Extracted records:
-------
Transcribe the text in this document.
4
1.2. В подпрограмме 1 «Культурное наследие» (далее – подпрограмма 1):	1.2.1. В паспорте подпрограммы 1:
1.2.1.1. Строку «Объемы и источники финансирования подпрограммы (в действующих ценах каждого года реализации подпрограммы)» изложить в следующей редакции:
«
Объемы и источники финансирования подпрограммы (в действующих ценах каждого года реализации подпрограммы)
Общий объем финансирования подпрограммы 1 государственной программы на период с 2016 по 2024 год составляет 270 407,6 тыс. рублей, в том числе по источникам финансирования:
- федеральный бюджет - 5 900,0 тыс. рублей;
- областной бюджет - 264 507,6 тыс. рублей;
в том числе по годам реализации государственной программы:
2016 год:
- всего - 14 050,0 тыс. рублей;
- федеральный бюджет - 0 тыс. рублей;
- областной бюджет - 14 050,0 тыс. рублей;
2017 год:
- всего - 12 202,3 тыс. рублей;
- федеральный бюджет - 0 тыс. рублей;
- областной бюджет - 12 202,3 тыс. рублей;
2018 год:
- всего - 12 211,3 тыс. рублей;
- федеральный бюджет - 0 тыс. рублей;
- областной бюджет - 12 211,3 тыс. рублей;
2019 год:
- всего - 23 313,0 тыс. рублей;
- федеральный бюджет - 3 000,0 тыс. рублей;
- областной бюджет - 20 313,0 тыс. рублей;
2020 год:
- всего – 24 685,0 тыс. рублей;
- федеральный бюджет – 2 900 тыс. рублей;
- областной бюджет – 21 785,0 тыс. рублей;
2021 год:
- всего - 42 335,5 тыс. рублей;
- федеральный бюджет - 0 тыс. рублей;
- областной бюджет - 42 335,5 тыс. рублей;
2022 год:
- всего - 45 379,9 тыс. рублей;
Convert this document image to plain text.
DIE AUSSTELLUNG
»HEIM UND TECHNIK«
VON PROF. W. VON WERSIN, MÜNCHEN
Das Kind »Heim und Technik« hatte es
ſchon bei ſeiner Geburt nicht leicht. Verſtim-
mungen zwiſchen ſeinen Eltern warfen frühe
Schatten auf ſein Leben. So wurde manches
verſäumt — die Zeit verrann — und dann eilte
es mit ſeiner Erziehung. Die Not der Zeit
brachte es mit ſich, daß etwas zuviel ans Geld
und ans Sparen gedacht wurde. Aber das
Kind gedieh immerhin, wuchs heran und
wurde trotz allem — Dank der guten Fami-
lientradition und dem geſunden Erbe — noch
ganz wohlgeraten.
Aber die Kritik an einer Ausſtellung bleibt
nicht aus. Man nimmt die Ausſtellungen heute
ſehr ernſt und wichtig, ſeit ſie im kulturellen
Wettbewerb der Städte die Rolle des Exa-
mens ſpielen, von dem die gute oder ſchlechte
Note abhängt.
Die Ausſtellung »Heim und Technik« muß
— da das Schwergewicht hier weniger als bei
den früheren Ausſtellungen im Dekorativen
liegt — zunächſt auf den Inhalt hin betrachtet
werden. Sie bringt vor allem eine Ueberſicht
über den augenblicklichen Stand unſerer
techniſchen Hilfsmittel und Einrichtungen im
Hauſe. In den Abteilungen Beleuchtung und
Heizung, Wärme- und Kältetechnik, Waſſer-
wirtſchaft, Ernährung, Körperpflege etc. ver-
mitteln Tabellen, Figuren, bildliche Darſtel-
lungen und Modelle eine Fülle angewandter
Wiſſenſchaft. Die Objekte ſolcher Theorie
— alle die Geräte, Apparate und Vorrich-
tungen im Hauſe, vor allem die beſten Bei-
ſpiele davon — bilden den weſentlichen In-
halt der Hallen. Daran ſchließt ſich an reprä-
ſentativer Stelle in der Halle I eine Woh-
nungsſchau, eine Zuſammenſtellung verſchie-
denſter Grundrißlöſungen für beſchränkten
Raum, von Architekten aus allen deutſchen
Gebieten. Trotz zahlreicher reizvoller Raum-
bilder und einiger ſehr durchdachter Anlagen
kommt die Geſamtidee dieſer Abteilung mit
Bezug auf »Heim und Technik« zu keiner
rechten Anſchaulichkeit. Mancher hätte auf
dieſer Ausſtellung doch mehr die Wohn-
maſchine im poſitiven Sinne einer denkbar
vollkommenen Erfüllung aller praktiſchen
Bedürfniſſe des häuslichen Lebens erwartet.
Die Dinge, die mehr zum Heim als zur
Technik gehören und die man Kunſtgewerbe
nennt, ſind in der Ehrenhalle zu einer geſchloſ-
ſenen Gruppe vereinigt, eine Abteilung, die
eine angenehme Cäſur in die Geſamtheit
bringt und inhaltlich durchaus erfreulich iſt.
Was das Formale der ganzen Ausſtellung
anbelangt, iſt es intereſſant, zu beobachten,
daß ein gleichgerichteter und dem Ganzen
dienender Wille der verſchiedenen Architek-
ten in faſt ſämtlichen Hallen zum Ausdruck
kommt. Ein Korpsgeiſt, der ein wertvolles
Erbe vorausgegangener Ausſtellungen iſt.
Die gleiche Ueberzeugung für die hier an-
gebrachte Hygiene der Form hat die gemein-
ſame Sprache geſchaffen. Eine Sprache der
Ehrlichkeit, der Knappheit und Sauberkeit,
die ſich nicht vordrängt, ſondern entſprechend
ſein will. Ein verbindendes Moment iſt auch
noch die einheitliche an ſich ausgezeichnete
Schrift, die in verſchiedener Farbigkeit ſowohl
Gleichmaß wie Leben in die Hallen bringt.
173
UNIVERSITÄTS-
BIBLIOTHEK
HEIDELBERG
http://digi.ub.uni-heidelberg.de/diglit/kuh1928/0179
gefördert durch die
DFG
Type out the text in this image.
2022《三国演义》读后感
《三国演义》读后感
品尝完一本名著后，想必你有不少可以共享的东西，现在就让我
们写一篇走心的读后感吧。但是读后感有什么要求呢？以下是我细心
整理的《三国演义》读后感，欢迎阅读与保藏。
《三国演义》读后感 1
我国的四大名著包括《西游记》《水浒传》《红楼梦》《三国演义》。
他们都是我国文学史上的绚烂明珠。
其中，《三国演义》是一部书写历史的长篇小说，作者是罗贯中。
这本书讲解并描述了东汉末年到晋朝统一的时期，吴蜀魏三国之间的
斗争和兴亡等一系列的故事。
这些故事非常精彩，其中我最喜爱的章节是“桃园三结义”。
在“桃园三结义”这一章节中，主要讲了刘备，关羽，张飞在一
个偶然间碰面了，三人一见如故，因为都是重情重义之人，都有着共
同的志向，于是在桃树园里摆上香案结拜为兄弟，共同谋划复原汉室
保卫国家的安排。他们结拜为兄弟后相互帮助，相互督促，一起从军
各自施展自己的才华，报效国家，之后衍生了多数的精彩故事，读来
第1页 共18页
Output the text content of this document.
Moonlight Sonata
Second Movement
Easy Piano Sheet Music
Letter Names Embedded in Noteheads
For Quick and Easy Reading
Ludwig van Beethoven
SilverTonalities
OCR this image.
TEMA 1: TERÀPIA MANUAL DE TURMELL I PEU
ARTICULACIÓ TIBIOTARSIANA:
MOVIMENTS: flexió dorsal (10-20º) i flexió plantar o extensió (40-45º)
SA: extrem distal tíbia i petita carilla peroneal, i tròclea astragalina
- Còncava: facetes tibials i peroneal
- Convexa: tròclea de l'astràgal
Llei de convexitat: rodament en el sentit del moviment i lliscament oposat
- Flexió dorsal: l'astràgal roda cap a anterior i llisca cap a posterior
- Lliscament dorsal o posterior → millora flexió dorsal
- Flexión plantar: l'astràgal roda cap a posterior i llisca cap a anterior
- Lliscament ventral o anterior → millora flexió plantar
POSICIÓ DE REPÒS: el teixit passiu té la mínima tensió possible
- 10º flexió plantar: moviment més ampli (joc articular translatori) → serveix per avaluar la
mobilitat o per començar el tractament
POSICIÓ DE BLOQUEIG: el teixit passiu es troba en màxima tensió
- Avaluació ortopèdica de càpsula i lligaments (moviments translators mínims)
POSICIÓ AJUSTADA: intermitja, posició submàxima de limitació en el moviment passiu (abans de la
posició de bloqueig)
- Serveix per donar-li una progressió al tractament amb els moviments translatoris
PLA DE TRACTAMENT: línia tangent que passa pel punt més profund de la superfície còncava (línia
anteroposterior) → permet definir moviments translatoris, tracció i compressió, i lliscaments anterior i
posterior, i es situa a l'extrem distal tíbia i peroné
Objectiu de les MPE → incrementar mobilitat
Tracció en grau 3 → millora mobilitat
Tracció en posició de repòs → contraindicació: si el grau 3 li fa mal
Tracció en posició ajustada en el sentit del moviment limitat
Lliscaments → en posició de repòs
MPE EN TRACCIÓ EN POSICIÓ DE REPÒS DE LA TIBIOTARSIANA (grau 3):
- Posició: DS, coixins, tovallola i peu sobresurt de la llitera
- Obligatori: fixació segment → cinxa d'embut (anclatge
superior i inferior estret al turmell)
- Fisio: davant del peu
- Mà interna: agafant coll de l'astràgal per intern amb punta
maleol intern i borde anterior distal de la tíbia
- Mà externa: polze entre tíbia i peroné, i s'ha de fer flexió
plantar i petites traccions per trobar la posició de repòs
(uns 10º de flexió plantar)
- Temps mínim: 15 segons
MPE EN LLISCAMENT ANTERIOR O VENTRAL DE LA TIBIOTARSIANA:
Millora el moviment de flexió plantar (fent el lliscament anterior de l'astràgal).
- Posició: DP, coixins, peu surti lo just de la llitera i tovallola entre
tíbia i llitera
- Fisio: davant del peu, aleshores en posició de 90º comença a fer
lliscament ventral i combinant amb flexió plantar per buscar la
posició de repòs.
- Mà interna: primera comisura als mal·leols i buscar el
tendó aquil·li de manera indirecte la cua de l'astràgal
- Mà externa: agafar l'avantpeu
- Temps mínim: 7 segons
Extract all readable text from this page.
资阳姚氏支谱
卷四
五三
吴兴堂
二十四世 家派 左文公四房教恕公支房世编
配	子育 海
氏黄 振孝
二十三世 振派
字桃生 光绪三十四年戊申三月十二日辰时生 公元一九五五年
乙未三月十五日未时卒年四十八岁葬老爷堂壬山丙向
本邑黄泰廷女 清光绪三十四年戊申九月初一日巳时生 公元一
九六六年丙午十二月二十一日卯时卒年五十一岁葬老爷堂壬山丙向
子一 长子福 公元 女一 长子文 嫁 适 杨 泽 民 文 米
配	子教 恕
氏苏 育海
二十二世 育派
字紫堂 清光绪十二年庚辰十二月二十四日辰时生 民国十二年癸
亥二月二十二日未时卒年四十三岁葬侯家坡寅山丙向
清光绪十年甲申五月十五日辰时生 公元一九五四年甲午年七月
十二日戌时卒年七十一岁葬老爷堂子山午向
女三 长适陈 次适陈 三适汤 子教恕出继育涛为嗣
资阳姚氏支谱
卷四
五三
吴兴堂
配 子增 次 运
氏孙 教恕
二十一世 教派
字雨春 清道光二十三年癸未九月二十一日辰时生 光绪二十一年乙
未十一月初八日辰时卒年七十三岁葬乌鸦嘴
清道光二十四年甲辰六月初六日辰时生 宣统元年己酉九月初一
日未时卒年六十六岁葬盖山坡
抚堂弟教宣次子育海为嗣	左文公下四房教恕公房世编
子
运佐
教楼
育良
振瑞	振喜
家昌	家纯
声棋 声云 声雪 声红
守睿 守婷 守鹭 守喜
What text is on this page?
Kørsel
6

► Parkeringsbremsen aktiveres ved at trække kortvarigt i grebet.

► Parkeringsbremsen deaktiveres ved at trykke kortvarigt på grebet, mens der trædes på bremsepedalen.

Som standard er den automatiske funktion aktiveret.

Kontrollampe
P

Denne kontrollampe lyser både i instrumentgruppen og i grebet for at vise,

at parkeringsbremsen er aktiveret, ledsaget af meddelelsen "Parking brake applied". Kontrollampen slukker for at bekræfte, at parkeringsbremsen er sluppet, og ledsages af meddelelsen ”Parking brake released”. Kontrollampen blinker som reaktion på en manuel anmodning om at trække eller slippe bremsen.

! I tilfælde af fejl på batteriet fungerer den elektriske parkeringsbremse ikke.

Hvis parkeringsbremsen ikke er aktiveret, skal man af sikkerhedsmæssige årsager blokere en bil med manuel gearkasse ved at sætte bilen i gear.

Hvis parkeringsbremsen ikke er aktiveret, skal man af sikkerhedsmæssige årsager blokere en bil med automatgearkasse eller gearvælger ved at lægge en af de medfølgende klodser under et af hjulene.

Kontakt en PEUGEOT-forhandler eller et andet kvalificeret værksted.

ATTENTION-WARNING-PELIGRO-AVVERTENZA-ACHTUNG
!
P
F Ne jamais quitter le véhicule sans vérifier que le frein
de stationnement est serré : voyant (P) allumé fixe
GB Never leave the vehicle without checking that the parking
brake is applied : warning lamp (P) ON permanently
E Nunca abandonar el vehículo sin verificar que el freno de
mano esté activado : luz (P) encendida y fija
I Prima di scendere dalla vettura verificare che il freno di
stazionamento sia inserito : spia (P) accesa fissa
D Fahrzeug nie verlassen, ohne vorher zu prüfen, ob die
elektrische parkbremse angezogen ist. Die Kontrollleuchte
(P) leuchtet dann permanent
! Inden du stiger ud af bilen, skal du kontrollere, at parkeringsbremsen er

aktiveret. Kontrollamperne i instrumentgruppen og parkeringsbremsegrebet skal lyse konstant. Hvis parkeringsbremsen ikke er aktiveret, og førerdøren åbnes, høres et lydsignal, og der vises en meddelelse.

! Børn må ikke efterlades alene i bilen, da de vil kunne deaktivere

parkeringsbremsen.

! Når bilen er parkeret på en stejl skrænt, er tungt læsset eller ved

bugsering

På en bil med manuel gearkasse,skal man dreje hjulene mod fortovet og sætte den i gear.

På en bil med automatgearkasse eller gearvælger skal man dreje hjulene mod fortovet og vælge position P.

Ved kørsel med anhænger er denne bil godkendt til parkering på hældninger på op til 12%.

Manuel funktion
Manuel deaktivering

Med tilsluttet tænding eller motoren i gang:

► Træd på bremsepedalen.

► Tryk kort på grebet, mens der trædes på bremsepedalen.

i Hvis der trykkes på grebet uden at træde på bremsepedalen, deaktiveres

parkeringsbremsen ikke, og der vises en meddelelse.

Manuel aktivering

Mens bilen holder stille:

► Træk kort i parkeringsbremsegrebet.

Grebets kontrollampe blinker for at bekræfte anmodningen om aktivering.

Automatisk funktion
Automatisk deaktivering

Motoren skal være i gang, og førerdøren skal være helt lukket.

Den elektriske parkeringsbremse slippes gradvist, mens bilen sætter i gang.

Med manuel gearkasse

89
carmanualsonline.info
-------
Written instruction :: Return each line among the entries that holds the word "externa".

Expected output ::
- Mà externa: polze entre tíbia i peroné, i s'ha de fer flexió
- Mà externa: agafar l'avantpeu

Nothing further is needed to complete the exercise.